_Work instructions_
Find each line with the string "Presets" and copy it.

[Stored data entries]
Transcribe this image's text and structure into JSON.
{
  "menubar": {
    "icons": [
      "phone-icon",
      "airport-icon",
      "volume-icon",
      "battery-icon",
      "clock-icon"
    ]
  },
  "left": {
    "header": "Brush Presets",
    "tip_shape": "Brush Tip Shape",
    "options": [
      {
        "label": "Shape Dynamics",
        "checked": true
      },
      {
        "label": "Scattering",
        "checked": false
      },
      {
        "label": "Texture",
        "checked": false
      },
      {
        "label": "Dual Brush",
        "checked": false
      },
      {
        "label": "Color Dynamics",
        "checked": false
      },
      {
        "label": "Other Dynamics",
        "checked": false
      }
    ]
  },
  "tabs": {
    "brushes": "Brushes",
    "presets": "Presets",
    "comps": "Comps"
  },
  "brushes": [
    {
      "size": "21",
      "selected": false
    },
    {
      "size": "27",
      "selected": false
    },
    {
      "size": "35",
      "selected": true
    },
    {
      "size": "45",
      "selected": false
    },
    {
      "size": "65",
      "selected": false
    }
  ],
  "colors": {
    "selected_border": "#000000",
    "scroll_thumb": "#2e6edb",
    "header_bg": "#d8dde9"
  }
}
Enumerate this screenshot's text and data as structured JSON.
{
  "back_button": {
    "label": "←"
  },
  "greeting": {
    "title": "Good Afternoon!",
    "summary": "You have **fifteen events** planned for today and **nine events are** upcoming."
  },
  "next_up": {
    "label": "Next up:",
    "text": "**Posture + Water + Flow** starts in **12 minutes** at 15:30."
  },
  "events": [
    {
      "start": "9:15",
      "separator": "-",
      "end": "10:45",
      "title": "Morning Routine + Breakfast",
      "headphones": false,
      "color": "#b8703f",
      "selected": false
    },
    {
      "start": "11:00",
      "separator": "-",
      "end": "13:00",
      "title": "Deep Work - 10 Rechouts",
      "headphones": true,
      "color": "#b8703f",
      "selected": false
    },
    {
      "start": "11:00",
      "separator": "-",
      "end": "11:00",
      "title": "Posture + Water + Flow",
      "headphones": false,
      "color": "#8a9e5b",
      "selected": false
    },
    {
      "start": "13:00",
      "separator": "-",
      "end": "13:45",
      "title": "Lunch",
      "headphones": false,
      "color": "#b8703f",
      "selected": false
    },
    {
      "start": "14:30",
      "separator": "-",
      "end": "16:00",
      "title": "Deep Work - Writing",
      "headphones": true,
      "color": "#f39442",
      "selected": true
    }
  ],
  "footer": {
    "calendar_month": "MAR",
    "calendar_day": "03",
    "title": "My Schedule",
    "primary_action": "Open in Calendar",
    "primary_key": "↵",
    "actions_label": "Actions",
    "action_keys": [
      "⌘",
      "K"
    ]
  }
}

_Full answer_
    "header": "Brush Presets",
    "presets": "Presets",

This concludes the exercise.